*** Material

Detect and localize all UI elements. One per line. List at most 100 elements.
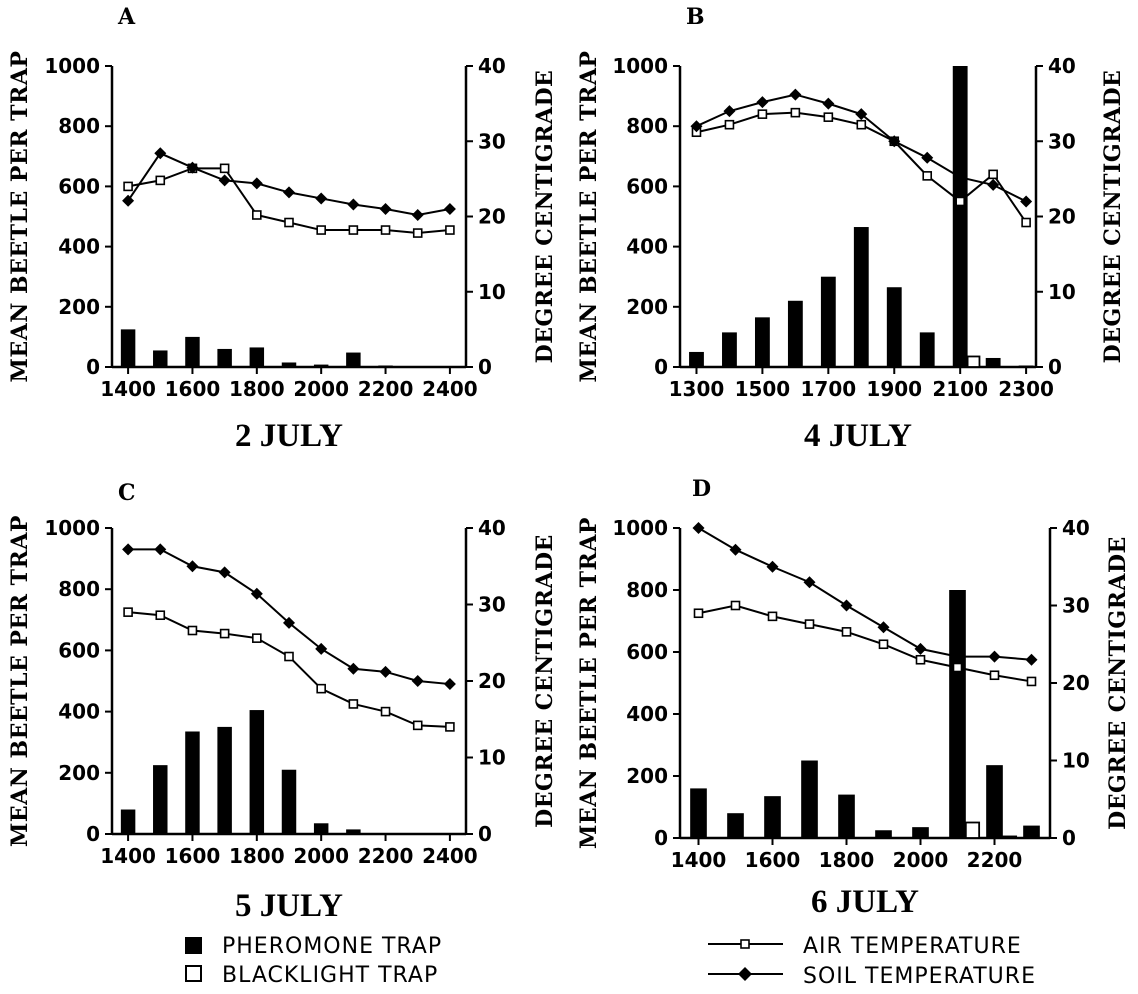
soil-temperature-point bbox=[250, 587, 263, 600]
y-tick-label: 200 bbox=[626, 764, 668, 788]
x-tick-label: 1800 bbox=[819, 848, 875, 872]
pheromone-bar bbox=[985, 357, 1001, 367]
y-tick-label: 600 bbox=[58, 174, 100, 198]
y2-axis-title: DEGREE CENTIGRADE bbox=[532, 70, 558, 364]
soil-temperature-point bbox=[951, 650, 964, 663]
soil-temperature-point bbox=[840, 599, 853, 612]
pheromone-bar bbox=[217, 348, 232, 367]
air-temperature-point bbox=[123, 607, 133, 617]
y2-tick-label: 20 bbox=[478, 205, 506, 229]
pheromone-bar bbox=[912, 827, 929, 838]
air-temperature-point bbox=[989, 670, 1000, 681]
pheromone-bar bbox=[986, 765, 1003, 838]
soil-temperature-point bbox=[690, 120, 703, 133]
air-temperature-point bbox=[767, 611, 778, 622]
soil-temperature-point bbox=[154, 543, 167, 556]
air-temperature-point bbox=[219, 163, 230, 174]
pheromone-bar bbox=[787, 300, 803, 367]
y-tick-label: 0 bbox=[86, 355, 100, 379]
soil-temperature-point bbox=[122, 543, 135, 556]
soil-temperature-point bbox=[987, 178, 1000, 191]
y2-tick-label: 30 bbox=[478, 129, 506, 153]
soil-temperature-point bbox=[888, 135, 901, 148]
soil-temperature-point bbox=[988, 650, 1001, 663]
date-label: 4 JULY bbox=[804, 418, 912, 454]
soil-temperature-point bbox=[411, 675, 424, 687]
soil-temperature-point bbox=[1020, 195, 1033, 208]
soil-temperature-point bbox=[379, 665, 392, 678]
y2-tick-label: 20 bbox=[478, 669, 506, 693]
y2-tick-label: 20 bbox=[1048, 205, 1076, 229]
y2-tick-label: 10 bbox=[1062, 749, 1090, 773]
y2-axis-title: DEGREE CENTIGRADE bbox=[1105, 536, 1131, 830]
soil-temperature-point bbox=[347, 198, 360, 211]
pheromone-bar bbox=[727, 813, 744, 838]
blacklight-bar bbox=[964, 821, 981, 839]
pheromone-bar bbox=[886, 287, 902, 367]
air-temperature-point bbox=[316, 683, 326, 694]
air-temperature-point bbox=[988, 169, 998, 180]
y2-tick-label: 0 bbox=[1062, 826, 1076, 850]
air-temperature-point bbox=[219, 628, 230, 639]
y-tick-label: 600 bbox=[626, 640, 668, 664]
y2-tick-label: 40 bbox=[1048, 54, 1076, 78]
x-tick-label: 2300 bbox=[998, 377, 1054, 401]
pheromone-bar bbox=[185, 731, 200, 834]
date-label: 2 JULY bbox=[235, 418, 343, 454]
x-tick-label: 2200 bbox=[967, 848, 1023, 872]
y2-tick-label: 0 bbox=[1048, 355, 1062, 379]
x-tick-label: 1400 bbox=[100, 377, 156, 401]
air-temperature-line bbox=[127, 611, 450, 728]
soil-temperature-point bbox=[692, 522, 705, 534]
y-tick-label: 600 bbox=[58, 638, 100, 662]
soil-temperature-point bbox=[914, 642, 927, 655]
y2-axis-title: DEGREE CENTIGRADE bbox=[1100, 70, 1126, 364]
pheromone-bar bbox=[313, 364, 329, 367]
date-label: 5 JULY bbox=[235, 888, 343, 924]
air-temperature-point bbox=[730, 600, 741, 611]
y-tick-label: 200 bbox=[626, 295, 668, 319]
pheromone-bar bbox=[346, 352, 361, 367]
air-temperature-point bbox=[955, 196, 965, 207]
panel-a: A 0 200 400 600 800 1000 0 10 20 30 40 1400 1600 1800 2… bbox=[7, 4, 558, 454]
panel-letter: C bbox=[118, 480, 136, 506]
air-temperature-point bbox=[952, 662, 963, 673]
air-temperature-point bbox=[922, 171, 933, 181]
soil-temperature-point bbox=[186, 560, 199, 573]
pheromone-bar bbox=[820, 276, 836, 367]
air-temperature-point bbox=[412, 720, 423, 731]
pheromone-bar bbox=[690, 788, 707, 838]
y2-tick-label: 20 bbox=[1062, 671, 1090, 695]
air-temperature-point bbox=[348, 699, 359, 709]
y-tick-label: 400 bbox=[626, 702, 668, 726]
pheromone-bar bbox=[185, 336, 200, 367]
soil-temperature-point bbox=[766, 560, 779, 573]
x-tick-label: 1900 bbox=[866, 377, 922, 401]
y-tick-label: 1000 bbox=[612, 516, 668, 540]
air-temperature-point bbox=[284, 651, 294, 662]
air-temperature-point bbox=[790, 107, 801, 118]
soil-temperature-point bbox=[283, 616, 295, 629]
air-temperature-line bbox=[698, 604, 1032, 683]
air-temperature-point bbox=[155, 610, 166, 621]
air-temperature-point bbox=[445, 722, 455, 732]
y2-tick-label: 10 bbox=[1048, 280, 1076, 304]
pheromone-bar bbox=[1023, 825, 1040, 838]
soil-temperature-line bbox=[127, 152, 451, 217]
x-tick-label: 1500 bbox=[735, 377, 791, 401]
y2-tick-label: 40 bbox=[1062, 516, 1090, 540]
x-tick-label: 2100 bbox=[932, 377, 988, 401]
panel-b: B 0 200 400 600 800 1000 0 10 20 30 40 1300 1500 1700 1… bbox=[576, 4, 1126, 454]
blacklight-bar bbox=[966, 355, 981, 368]
panel-d: D 0 200 400 600 800 1000 0 10 20 30 40 1400 1600 1800 2… bbox=[576, 476, 1131, 920]
y-axis-title: MEAN BEETLE PER TRAP bbox=[7, 515, 33, 847]
pheromone-bar bbox=[949, 590, 966, 838]
air-temperature-point bbox=[757, 109, 768, 119]
y2-axis-title: DEGREE CENTIGRADE bbox=[532, 534, 558, 828]
air-temperature-point bbox=[380, 225, 391, 235]
y2-tick-label: 10 bbox=[478, 746, 506, 770]
y-tick-label: 200 bbox=[58, 761, 100, 785]
pheromone-bar bbox=[689, 351, 704, 367]
x-tick-label: 2400 bbox=[422, 377, 478, 401]
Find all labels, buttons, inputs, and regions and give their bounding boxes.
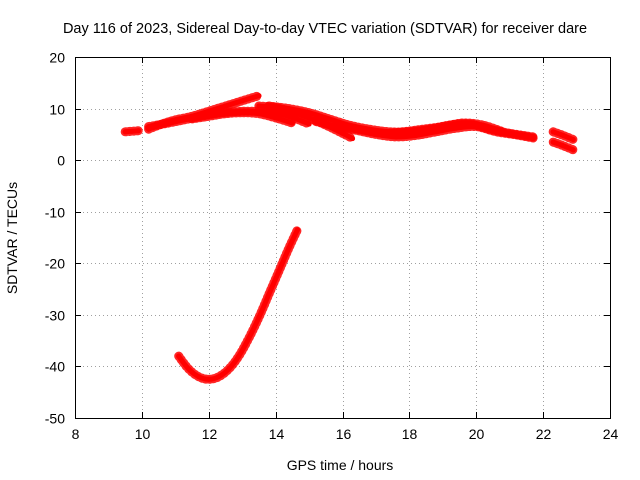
y-tick-label: -50 <box>45 411 65 427</box>
data-point <box>480 122 486 128</box>
data-point <box>206 376 212 382</box>
data-point <box>129 128 135 134</box>
data-point <box>440 124 446 130</box>
y-axis-label: SDTVAR / TECUs <box>4 182 20 294</box>
data-point <box>349 135 356 142</box>
data-point <box>560 132 566 138</box>
plot-area <box>120 91 578 384</box>
data-point <box>400 129 406 135</box>
data-point <box>380 130 386 136</box>
data-point <box>360 127 366 133</box>
data-point <box>246 335 252 341</box>
data-point <box>286 245 292 251</box>
data-point <box>236 353 242 359</box>
data-point <box>550 139 556 145</box>
data-point <box>266 103 272 109</box>
x-tick-label: 18 <box>402 426 418 442</box>
data-point <box>273 115 279 121</box>
data-point <box>460 120 466 126</box>
axis-ticks: 8 10 12 14 16 18 20 22 24 -50 -40 -30 -20 -10 0 10 20 <box>45 50 619 443</box>
data-point <box>570 136 576 143</box>
data-point <box>530 135 536 141</box>
x-tick-label: 16 <box>336 426 352 442</box>
x-tick-label: 24 <box>603 426 619 442</box>
x-tick-label: 14 <box>269 426 285 442</box>
data-point <box>222 111 229 117</box>
data-point <box>256 111 262 117</box>
data-point <box>570 147 576 153</box>
y-tick-label: 0 <box>57 153 65 169</box>
data-point <box>266 291 272 297</box>
data-point <box>146 124 152 130</box>
data-point <box>239 110 245 116</box>
data-point <box>313 118 319 125</box>
data-point <box>513 132 520 138</box>
data-point <box>189 116 195 122</box>
data-point <box>289 120 295 126</box>
data-point <box>420 126 426 132</box>
data-point <box>500 129 506 135</box>
data-point <box>222 103 229 109</box>
data-point <box>122 129 128 135</box>
data-point <box>256 93 262 99</box>
data-point <box>135 128 142 134</box>
data-point <box>206 113 212 119</box>
y-tick-label: 10 <box>49 102 65 118</box>
data-point <box>166 120 172 126</box>
data-point <box>333 123 339 129</box>
y-tick-label: -30 <box>45 308 65 324</box>
data-point <box>176 353 182 359</box>
data-point <box>286 106 292 112</box>
grid <box>75 57 610 418</box>
x-tick-label: 20 <box>469 426 485 442</box>
x-tick-label: 22 <box>536 426 552 442</box>
data-point <box>196 374 202 380</box>
data-point <box>186 366 192 372</box>
data-point <box>276 268 282 274</box>
x-tick-label: 8 <box>72 426 80 442</box>
y-tick-label: -10 <box>45 205 65 221</box>
y-tick-label: 20 <box>49 50 65 66</box>
data-point <box>256 103 262 109</box>
data-point <box>239 98 245 104</box>
data-point <box>256 314 262 320</box>
data-point <box>216 374 222 380</box>
x-tick-label: 10 <box>135 426 151 442</box>
y-tick-label: -20 <box>45 256 65 272</box>
x-tick-label: 12 <box>202 426 218 442</box>
data-point <box>226 366 232 372</box>
data-point <box>560 143 566 149</box>
x-axis-label: GPS time / hours <box>287 457 394 473</box>
y-tick-label: -40 <box>45 359 65 375</box>
data-point <box>306 110 312 116</box>
data-point <box>294 227 300 233</box>
data-point <box>550 129 556 135</box>
data-point <box>339 124 346 130</box>
chart-title: Day 116 of 2023, Sidereal Day-to-day VTE… <box>63 21 587 37</box>
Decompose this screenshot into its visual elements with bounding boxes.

******

--- What you need to do ---
Format everything in the entries from the line containing "y-tick-label: -50 <box>45 411 65 427</box>" down to the line containing "x-tick-label: 18 <box>402 426 418 442</box>" as a Markdown table with the columns Row and Line. Include both of those lines, number the rows in order, and leave out any blank lines.

--- In response ---
| Row | Line |
|---|---|
| 1 | y-tick-label: -50 <box>45 411 65 427</box> |
| 2 | data-point <box>480 122 486 128</box> |
| 3 | data-point <box>206 376 212 382</box> |
| 4 | data-point <box>129 128 135 134</box> |
| 5 | data-point <box>440 124 446 130</box> |
| 6 | y-axis-label: SDTVAR / TECUs <box>4 182 20 294</box> |
| 7 | data-point <box>349 135 356 142</box> |
| 8 | data-point <box>560 132 566 138</box> |
| 9 | plot-area <box>120 91 578 384</box> |
| 10 | data-point <box>400 129 406 135</box> |
| 11 | data-point <box>380 130 386 136</box> |
| 12 | data-point <box>360 127 366 133</box> |
| 13 | data-point <box>246 335 252 341</box> |
| 14 | data-point <box>286 245 292 251</box> |
| 15 | data-point <box>236 353 242 359</box> |
| 16 | data-point <box>550 139 556 145</box> |
| 17 | data-point <box>266 103 272 109</box> |
| 18 | x-tick-label: 18 <box>402 426 418 442</box> |